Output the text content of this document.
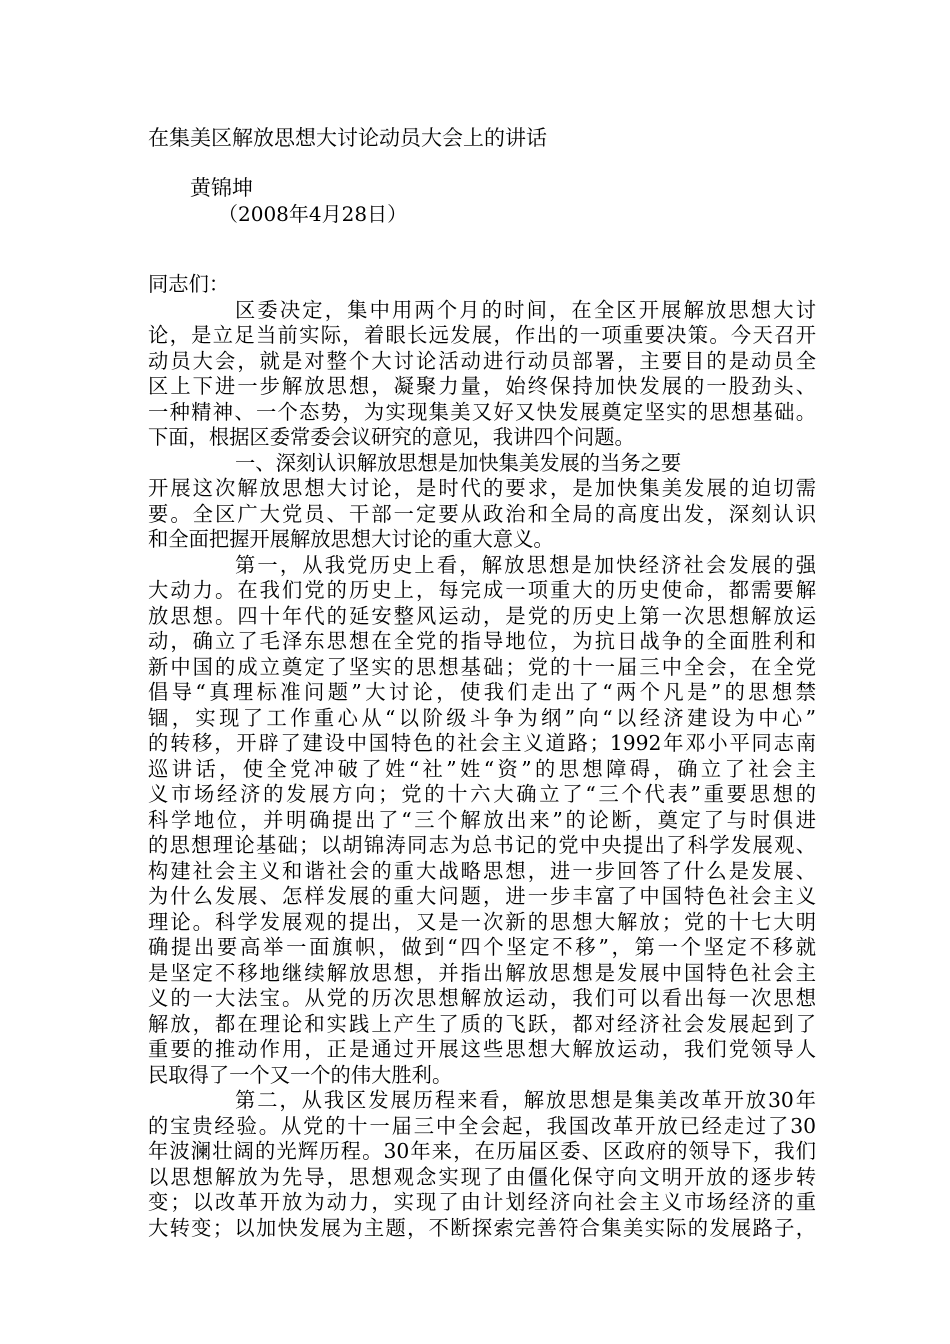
在集美区解放思想大讨论动员大会上的讲话
黄锦坤
（2008年4月28日）
同志们：
区委决定，集中用两个月的时间，在全区开展解放思想大讨
论，是立足当前实际，着眼长远发展，作出的一项重要决策。今天召开
动员大会，就是对整个大讨论活动进行动员部署，主要目的是动员全
区上下进一步解放思想，凝聚力量，始终保持加快发展的一股劲头、
一种精神、一个态势，为实现集美又好又快发展奠定坚实的思想基础。
下面，根据区委常委会议研究的意见，我讲四个问题。
一、深刻认识解放思想是加快集美发展的当务之要
开展这次解放思想大讨论，是时代的要求，是加快集美发展的迫切需
要。全区广大党员、干部一定要从政治和全局的高度出发，深刻认识
和全面把握开展解放思想大讨论的重大意义。
第一，从我党历史上看，解放思想是加快经济社会发展的强
大动力。在我们党的历史上，每完成一项重大的历史使命，都需要解
放思想。四十年代的延安整风运动，是党的历史上第一次思想解放运
动，确立了毛泽东思想在全党的指导地位，为抗日战争的全面胜利和
新中国的成立奠定了坚实的思想基础；党的十一届三中全会，在全党
倡导“真理标准问题”大讨论，使我们走出了“两个凡是”的思想禁
锢，实现了工作重心从“以阶级斗争为纲”向“以经济建设为中心”
的转移，开辟了建设中国特色的社会主义道路；1992年邓小平同志南
巡讲话，使全党冲破了姓“社”姓“资”的思想障碍，确立了社会主
义市场经济的发展方向；党的十六大确立了“三个代表”重要思想的
科学地位，并明确提出了“三个解放出来”的论断，奠定了与时俱进
的思想理论基础；以胡锦涛同志为总书记的党中央提出了科学发展观、
构建社会主义和谐社会的重大战略思想，进一步回答了什么是发展、
为什么发展、怎样发展的重大问题，进一步丰富了中国特色社会主义
理论。科学发展观的提出，又是一次新的思想大解放；党的十七大明
确提出要高举一面旗帜，做到“四个坚定不移”，第一个坚定不移就
是坚定不移地继续解放思想，并指出解放思想是发展中国特色社会主
义的一大法宝。从党的历次思想解放运动，我们可以看出每一次思想
解放，都在理论和实践上产生了质的飞跃，都对经济社会发展起到了
重要的推动作用，正是通过开展这些思想大解放运动，我们党领导人
民取得了一个又一个的伟大胜利。
第二，从我区发展历程来看，解放思想是集美改革开放30年
的宝贵经验。从党的十一届三中全会起，我国改革开放已经走过了30
年波澜壮阔的光辉历程。30年来，在历届区委、区政府的领导下，我们
以思想解放为先导，思想观念实现了由僵化保守向文明开放的逐步转
变；以改革开放为动力，实现了由计划经济向社会主义市场经济的重
大转变；以加快发展为主题，不断探索完善符合集美实际的发展路子，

===============

Restate each of the entries above word for word and skip every image.

Output the text content of this document.
在集美区解放思想大讨论动员大会上的讲话
黄锦坤
（2008年4月28日）
同志们：
区委决定，集中用两个月的时间，在全区开展解放思想大讨
论，是立足当前实际，着眼长远发展，作出的一项重要决策。今天召开
动员大会，就是对整个大讨论活动进行动员部署，主要目的是动员全
区上下进一步解放思想，凝聚力量，始终保持加快发展的一股劲头、
一种精神、一个态势，为实现集美又好又快发展奠定坚实的思想基础。
下面，根据区委常委会议研究的意见，我讲四个问题。
一、深刻认识解放思想是加快集美发展的当务之要
开展这次解放思想大讨论，是时代的要求，是加快集美发展的迫切需
要。全区广大党员、干部一定要从政治和全局的高度出发，深刻认识
和全面把握开展解放思想大讨论的重大意义。
第一，从我党历史上看，解放思想是加快经济社会发展的强
大动力。在我们党的历史上，每完成一项重大的历史使命，都需要解
放思想。四十年代的延安整风运动，是党的历史上第一次思想解放运
动，确立了毛泽东思想在全党的指导地位，为抗日战争的全面胜利和
新中国的成立奠定了坚实的思想基础；党的十一届三中全会，在全党
倡导“真理标准问题”大讨论，使我们走出了“两个凡是”的思想禁
锢，实现了工作重心从“以阶级斗争为纲”向“以经济建设为中心”
的转移，开辟了建设中国特色的社会主义道路；1992年邓小平同志南
巡讲话，使全党冲破了姓“社”姓“资”的思想障碍，确立了社会主
义市场经济的发展方向；党的十六大确立了“三个代表”重要思想的
科学地位，并明确提出了“三个解放出来”的论断，奠定了与时俱进
的思想理论基础；以胡锦涛同志为总书记的党中央提出了科学发展观、
构建社会主义和谐社会的重大战略思想，进一步回答了什么是发展、
为什么发展、怎样发展的重大问题，进一步丰富了中国特色社会主义
理论。科学发展观的提出，又是一次新的思想大解放；党的十七大明
确提出要高举一面旗帜，做到“四个坚定不移”，第一个坚定不移就
是坚定不移地继续解放思想，并指出解放思想是发展中国特色社会主
义的一大法宝。从党的历次思想解放运动，我们可以看出每一次思想
解放，都在理论和实践上产生了质的飞跃，都对经济社会发展起到了
重要的推动作用，正是通过开展这些思想大解放运动，我们党领导人
民取得了一个又一个的伟大胜利。
第二，从我区发展历程来看，解放思想是集美改革开放30年
的宝贵经验。从党的十一届三中全会起，我国改革开放已经走过了30
年波澜壮阔的光辉历程。30年来，在历届区委、区政府的领导下，我们
以思想解放为先导，思想观念实现了由僵化保守向文明开放的逐步转
变；以改革开放为动力，实现了由计划经济向社会主义市场经济的重
大转变；以加快发展为主题，不断探索完善符合集美实际的发展路子，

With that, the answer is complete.